• _EXCERPTED DATA_:
** START **

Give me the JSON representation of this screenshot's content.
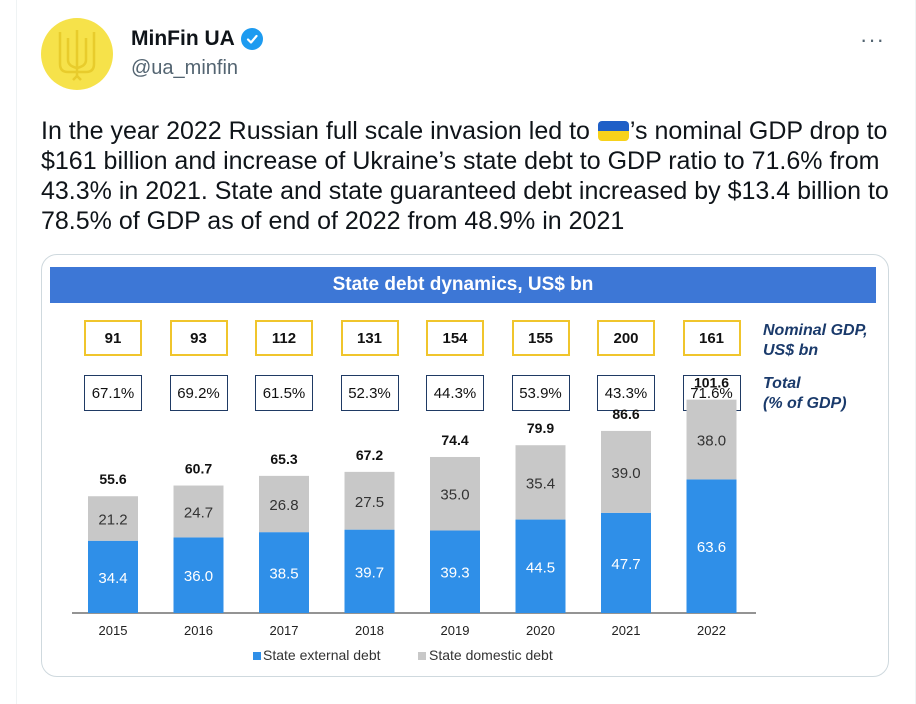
{
  "author": {
    "name": "MinFin UA",
    "handle": "@ua_minfin",
    "verified_icon": "verified-badge-icon",
    "avatar_icon": "ukraine-trident-icon"
  },
  "more_label": "···",
  "tweet": {
    "text_before_flag": "In the year 2022 Russian full scale invasion led to ",
    "flag_icon": "ukraine-flag-emoji",
    "text_after_flag": "’s nominal GDP drop to $161 billion and increase of Ukraine’s state debt to GDP ratio to 71.6% from 43.3% in 2021. State and state guaranteed debt increased by $13.4 billion to 78.5% of GDP as of end of 2022 from 48.9% in 2021"
  },
  "chart_labels": {
    "gdp_label_line1": "Nominal GDP,",
    "gdp_label_line2": "US$ bn",
    "pct_label_line1": "Total",
    "pct_label_line2": "(% of GDP)"
  },
  "colors": {
    "external": "#2f8fe8",
    "domestic": "#c8c8c8",
    "title_bar": "#3d77d6",
    "gdp_border": "#f0c52c",
    "pct_border": "#1f3a64"
  },
  "chart_data": {
    "type": "bar",
    "stacked": true,
    "title": "State debt dynamics, US$ bn",
    "categories": [
      "2015",
      "2016",
      "2017",
      "2018",
      "2019",
      "2020",
      "2021",
      "2022"
    ],
    "series": [
      {
        "name": "State external debt",
        "values": [
          34.4,
          36.0,
          38.5,
          39.7,
          39.3,
          44.5,
          47.7,
          63.6
        ]
      },
      {
        "name": "State domestic debt",
        "values": [
          21.2,
          24.7,
          26.8,
          27.5,
          35.0,
          35.4,
          39.0,
          38.0
        ]
      }
    ],
    "totals": [
      55.6,
      60.7,
      65.3,
      67.2,
      74.4,
      79.9,
      86.6,
      101.6
    ],
    "gdp_usd_bn": [
      91,
      93,
      112,
      131,
      154,
      155,
      200,
      161
    ],
    "debt_pct_gdp": [
      "67.1%",
      "69.2%",
      "61.5%",
      "52.3%",
      "44.3%",
      "53.9%",
      "43.3%",
      "71.6%"
    ],
    "legend_position": "bottom",
    "grid": false,
    "ylim": [
      0,
      105
    ]
  }
}
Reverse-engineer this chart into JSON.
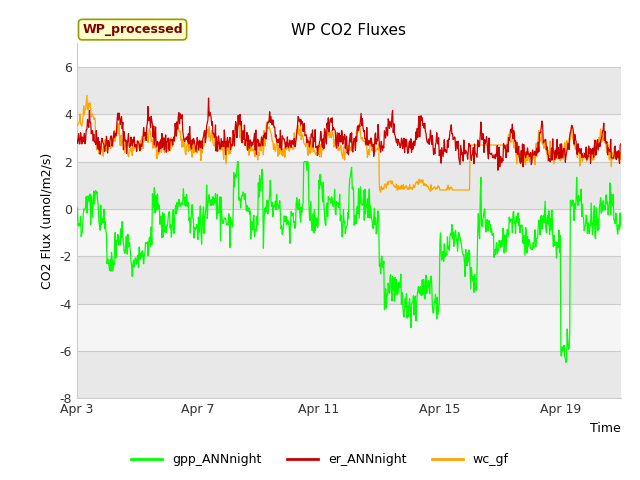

** END **

• _GIVEN PROBLEM_: In the data above, how many lines contain the string "this"? Answer with the number only.

• _TASK RESULT_: 2